> **Directions**:
Pick out every line holding the string "Loss" and copy it.

> **Provided records**:
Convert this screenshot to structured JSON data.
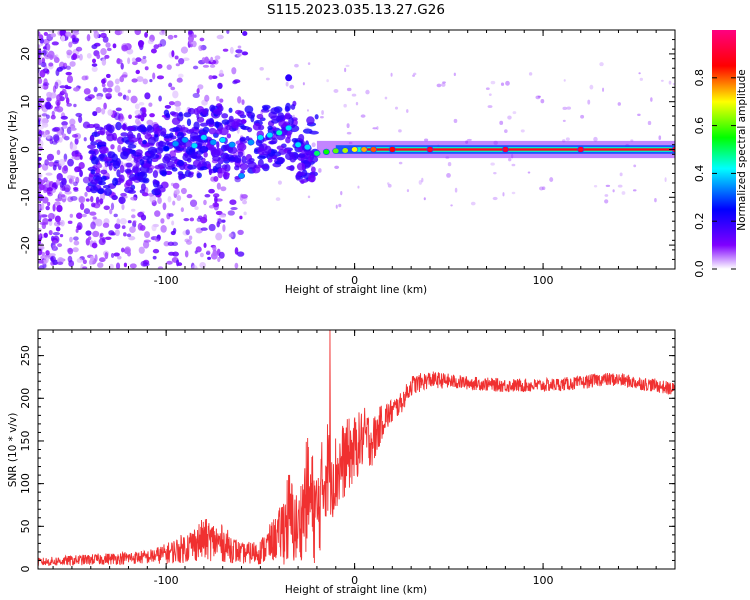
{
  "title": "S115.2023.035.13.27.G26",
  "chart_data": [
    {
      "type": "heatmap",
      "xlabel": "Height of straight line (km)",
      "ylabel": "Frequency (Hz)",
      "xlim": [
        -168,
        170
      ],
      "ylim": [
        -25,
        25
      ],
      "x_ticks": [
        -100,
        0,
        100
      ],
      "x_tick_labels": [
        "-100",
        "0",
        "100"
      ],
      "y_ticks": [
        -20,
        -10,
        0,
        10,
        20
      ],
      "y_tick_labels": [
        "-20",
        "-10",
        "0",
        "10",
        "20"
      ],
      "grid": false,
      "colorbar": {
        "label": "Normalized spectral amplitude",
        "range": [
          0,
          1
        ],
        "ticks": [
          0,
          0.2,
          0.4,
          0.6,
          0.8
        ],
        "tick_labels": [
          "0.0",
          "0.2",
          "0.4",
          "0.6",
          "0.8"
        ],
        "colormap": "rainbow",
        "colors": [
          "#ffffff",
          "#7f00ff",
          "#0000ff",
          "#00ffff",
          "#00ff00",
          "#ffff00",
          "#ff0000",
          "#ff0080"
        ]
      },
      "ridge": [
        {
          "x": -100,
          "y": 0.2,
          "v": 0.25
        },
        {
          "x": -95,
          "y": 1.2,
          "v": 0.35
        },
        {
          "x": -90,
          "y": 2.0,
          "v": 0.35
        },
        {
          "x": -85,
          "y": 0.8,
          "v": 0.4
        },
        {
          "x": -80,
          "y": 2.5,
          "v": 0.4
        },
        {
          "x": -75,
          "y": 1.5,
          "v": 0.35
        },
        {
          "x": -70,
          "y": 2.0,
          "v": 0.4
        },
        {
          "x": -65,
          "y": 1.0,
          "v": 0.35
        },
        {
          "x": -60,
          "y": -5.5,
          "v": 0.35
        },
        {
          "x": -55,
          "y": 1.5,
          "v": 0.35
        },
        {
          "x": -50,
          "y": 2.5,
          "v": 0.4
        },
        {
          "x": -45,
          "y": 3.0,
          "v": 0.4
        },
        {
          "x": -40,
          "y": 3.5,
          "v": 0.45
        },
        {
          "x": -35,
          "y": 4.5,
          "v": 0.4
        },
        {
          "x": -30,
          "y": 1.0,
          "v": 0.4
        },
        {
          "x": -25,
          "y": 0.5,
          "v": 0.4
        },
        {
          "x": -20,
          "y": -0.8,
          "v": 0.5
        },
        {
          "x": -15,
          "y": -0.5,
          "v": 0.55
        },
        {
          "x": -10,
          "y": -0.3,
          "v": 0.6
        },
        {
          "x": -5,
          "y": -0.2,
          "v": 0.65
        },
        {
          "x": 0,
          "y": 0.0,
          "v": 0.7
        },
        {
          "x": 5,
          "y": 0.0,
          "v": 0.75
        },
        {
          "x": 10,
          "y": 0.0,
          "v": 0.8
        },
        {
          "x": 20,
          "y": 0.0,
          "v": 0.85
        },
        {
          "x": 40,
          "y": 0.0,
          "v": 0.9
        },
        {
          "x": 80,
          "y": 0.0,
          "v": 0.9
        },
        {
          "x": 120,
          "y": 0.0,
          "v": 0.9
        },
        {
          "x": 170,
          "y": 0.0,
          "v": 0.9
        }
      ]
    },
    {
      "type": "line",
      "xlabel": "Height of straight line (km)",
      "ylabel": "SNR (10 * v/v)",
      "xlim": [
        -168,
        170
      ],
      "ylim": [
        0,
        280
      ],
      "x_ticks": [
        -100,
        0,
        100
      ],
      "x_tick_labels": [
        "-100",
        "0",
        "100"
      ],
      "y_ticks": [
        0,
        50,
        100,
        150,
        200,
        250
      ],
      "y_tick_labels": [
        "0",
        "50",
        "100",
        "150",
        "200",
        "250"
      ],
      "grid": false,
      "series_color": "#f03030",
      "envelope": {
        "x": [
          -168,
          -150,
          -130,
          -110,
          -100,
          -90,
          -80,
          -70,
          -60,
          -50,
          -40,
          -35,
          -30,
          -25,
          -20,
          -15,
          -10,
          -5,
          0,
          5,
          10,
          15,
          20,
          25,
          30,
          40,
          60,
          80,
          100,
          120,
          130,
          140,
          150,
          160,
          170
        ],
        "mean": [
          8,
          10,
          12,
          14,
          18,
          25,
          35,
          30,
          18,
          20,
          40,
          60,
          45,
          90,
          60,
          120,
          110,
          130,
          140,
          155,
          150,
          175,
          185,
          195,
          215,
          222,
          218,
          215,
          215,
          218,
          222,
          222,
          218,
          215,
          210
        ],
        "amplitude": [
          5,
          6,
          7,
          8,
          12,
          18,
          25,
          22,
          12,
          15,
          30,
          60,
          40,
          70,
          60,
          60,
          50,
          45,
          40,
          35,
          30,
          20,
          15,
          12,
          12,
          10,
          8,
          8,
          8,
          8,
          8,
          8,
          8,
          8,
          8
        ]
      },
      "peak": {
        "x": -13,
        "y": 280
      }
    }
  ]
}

==

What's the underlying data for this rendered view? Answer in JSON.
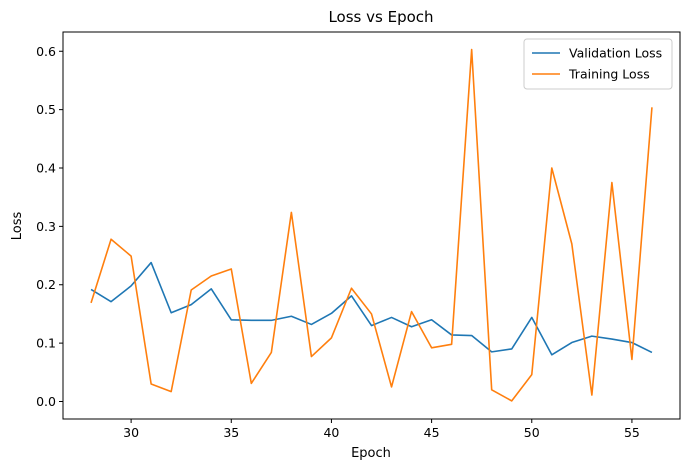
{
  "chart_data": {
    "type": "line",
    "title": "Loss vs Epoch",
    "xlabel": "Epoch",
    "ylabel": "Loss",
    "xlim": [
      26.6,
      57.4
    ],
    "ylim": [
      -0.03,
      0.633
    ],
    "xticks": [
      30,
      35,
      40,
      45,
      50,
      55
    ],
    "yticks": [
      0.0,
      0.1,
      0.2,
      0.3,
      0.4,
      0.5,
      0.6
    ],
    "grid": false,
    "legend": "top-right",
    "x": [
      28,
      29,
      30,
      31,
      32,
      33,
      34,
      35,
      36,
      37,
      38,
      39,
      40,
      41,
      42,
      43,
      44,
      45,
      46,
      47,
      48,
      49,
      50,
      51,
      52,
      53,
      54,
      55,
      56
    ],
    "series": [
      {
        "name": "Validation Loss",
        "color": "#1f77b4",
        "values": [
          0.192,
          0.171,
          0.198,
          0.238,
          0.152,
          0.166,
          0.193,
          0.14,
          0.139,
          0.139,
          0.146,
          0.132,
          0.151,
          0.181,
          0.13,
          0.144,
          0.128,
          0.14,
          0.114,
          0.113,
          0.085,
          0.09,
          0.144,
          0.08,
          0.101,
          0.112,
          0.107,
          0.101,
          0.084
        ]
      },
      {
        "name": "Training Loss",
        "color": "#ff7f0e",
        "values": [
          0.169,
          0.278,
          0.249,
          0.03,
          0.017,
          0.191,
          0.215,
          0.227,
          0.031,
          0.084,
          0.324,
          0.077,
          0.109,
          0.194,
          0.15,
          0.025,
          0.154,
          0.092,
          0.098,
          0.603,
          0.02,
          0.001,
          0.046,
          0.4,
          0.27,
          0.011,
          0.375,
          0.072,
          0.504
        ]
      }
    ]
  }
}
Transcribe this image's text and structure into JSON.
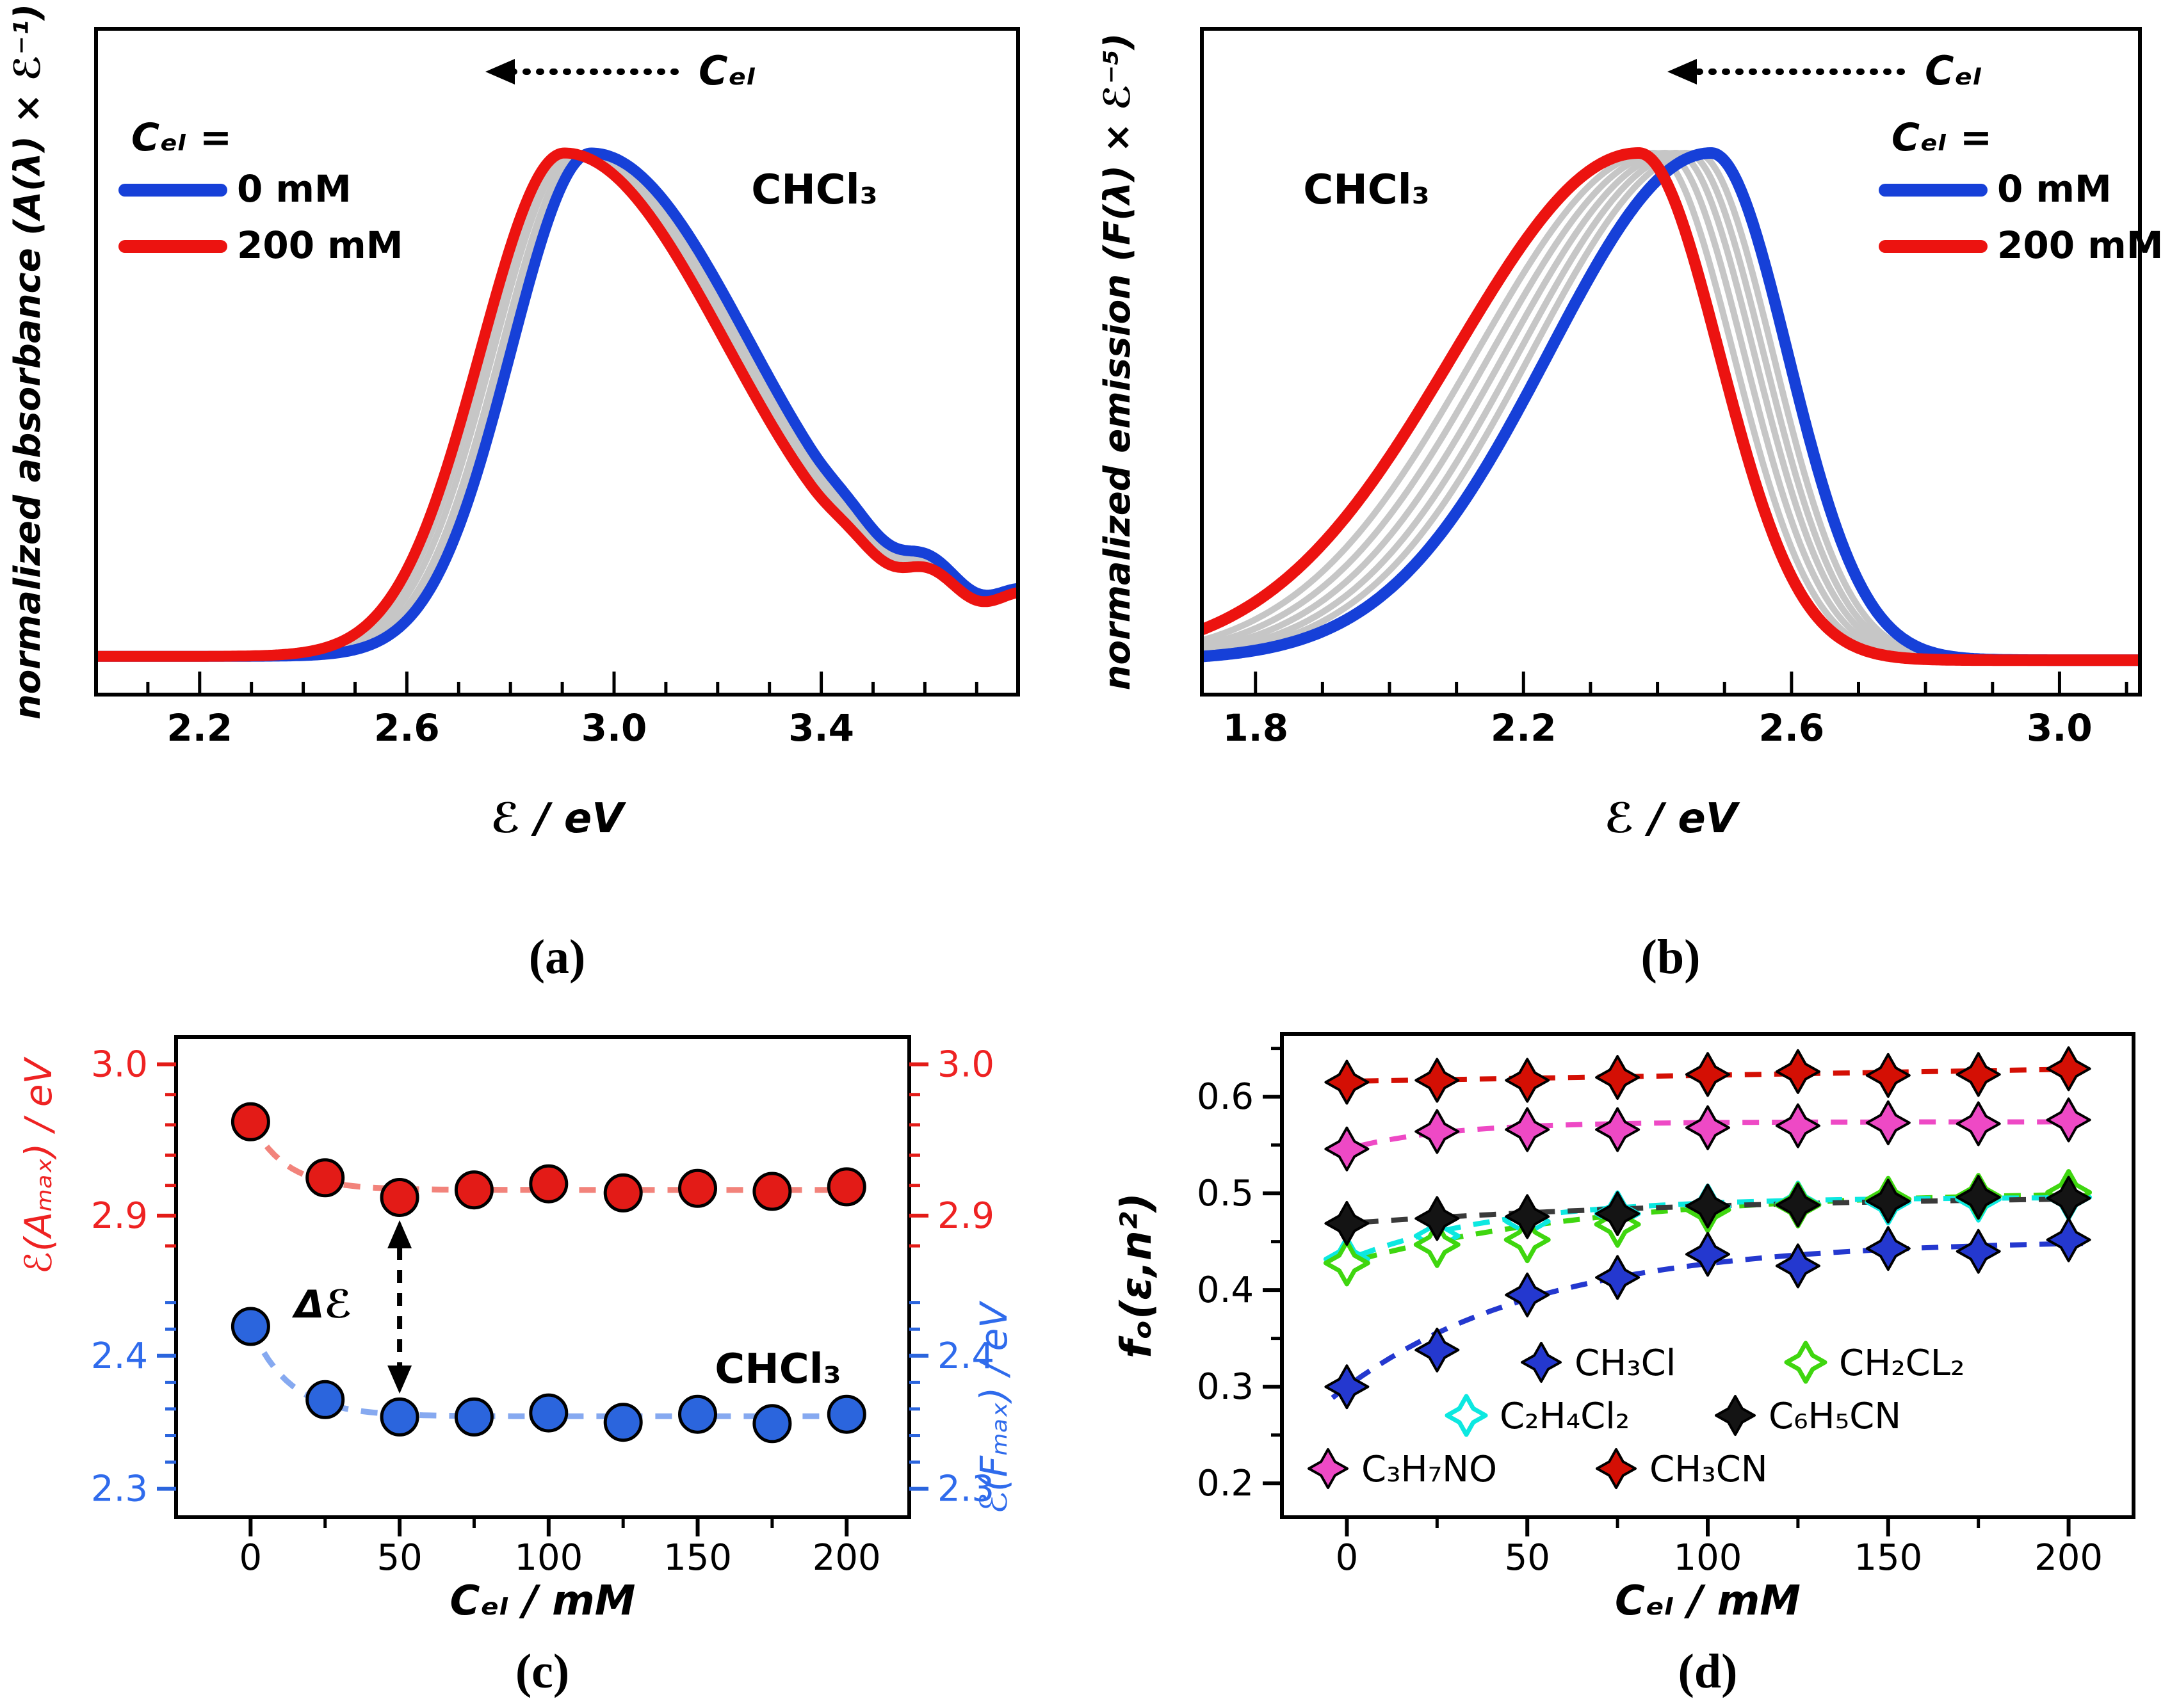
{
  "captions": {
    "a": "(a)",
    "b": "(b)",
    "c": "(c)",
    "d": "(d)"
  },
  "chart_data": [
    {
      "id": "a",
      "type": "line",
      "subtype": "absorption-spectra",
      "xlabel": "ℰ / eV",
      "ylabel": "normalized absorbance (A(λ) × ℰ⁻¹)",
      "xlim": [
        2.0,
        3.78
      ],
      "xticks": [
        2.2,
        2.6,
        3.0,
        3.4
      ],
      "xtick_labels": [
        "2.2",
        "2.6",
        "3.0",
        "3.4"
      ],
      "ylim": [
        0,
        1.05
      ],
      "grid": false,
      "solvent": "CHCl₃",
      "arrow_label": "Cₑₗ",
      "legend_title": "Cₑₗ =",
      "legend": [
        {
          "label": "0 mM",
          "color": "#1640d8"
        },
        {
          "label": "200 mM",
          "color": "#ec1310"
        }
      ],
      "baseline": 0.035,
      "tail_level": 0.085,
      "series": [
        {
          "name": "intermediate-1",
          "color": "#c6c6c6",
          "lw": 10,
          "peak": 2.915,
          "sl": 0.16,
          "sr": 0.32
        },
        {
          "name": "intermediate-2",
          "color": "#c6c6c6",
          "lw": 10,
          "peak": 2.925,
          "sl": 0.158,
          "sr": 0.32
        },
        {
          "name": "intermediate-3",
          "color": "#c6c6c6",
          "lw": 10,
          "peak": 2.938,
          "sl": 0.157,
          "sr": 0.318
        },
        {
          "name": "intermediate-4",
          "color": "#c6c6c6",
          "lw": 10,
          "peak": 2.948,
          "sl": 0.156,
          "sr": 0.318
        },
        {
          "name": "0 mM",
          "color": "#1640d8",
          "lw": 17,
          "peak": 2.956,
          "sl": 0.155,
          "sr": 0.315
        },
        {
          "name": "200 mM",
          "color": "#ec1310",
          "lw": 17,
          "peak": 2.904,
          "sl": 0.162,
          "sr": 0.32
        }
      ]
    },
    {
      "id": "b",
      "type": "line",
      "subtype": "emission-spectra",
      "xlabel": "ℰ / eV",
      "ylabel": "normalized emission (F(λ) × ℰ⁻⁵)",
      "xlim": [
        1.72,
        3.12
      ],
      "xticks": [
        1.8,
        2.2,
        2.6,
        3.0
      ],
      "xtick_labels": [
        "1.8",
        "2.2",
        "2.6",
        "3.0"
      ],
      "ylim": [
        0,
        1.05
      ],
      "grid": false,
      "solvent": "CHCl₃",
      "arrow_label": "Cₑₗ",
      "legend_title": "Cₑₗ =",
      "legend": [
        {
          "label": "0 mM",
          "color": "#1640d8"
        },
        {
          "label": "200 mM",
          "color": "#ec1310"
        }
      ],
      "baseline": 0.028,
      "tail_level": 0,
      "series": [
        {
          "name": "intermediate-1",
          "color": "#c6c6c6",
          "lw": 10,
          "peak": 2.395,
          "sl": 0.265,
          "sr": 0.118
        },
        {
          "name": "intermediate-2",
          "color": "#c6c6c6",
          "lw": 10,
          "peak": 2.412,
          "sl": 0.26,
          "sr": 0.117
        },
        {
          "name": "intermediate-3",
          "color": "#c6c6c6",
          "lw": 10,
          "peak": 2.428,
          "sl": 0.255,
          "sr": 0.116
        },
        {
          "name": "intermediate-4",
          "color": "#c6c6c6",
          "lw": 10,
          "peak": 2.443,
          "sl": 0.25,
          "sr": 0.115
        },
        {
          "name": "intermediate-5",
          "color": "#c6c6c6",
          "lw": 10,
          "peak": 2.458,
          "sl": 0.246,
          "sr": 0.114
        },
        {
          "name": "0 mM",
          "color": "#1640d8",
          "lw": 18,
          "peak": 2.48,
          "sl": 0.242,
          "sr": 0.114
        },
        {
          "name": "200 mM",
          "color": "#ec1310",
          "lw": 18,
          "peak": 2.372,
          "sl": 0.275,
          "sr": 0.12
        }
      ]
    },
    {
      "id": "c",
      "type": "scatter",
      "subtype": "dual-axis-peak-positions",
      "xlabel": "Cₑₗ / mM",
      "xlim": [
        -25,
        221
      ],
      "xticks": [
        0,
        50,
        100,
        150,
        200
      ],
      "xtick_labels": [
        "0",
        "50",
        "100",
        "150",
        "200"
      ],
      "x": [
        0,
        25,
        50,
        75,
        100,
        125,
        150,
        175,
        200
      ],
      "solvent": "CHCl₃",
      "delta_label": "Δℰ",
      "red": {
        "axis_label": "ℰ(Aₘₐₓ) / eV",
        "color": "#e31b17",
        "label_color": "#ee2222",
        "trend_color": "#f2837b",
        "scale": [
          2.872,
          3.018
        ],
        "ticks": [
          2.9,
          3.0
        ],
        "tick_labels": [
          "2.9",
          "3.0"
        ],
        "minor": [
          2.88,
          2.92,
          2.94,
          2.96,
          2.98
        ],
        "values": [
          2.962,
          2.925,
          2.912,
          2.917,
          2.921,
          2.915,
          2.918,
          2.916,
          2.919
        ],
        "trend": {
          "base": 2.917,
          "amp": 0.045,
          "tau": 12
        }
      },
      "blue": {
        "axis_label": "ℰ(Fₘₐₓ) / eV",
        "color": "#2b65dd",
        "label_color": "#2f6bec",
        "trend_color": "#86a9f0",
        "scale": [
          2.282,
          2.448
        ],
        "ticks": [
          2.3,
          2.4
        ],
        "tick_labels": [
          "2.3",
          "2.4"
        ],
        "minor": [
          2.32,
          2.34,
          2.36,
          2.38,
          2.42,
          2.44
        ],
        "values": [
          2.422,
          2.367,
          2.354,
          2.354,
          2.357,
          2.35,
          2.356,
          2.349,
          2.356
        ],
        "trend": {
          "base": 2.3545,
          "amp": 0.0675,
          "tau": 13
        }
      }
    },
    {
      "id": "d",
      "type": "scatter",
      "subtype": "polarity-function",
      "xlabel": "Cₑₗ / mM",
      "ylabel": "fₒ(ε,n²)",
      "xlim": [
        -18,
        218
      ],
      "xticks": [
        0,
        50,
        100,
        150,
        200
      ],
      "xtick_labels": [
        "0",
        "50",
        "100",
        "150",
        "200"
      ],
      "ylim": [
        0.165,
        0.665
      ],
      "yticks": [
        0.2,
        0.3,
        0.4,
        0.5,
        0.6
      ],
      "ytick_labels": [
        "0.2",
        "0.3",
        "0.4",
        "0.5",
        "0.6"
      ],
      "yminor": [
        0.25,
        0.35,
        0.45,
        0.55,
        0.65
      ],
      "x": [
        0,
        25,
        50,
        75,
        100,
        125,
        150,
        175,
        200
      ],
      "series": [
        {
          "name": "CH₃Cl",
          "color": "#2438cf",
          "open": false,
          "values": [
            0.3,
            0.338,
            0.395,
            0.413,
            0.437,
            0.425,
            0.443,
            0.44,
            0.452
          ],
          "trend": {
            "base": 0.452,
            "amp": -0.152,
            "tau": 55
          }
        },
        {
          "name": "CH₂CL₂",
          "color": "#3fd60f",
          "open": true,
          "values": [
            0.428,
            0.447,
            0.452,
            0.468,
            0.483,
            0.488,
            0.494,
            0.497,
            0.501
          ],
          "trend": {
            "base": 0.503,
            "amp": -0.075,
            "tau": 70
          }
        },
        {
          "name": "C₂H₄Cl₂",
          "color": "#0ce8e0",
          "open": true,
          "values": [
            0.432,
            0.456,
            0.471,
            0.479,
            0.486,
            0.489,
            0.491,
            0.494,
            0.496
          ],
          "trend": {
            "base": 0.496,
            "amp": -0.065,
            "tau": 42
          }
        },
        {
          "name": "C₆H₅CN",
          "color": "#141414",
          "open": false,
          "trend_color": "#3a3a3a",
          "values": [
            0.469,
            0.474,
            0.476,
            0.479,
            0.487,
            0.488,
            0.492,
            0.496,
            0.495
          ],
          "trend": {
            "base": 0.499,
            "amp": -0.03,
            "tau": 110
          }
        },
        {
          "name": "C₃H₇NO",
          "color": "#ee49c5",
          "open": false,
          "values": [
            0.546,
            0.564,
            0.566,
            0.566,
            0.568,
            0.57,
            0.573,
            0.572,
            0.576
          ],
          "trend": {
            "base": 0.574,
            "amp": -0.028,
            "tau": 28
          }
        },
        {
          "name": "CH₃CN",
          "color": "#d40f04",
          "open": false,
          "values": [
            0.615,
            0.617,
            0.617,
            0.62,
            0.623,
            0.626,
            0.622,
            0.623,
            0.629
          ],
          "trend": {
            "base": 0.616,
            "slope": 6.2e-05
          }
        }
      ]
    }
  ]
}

> **Response to this task**:
    "title": "Loss vs Epoch",
    "ylabel": "Loss",
        "name": "Validation Loss",
        "name": "Training Loss",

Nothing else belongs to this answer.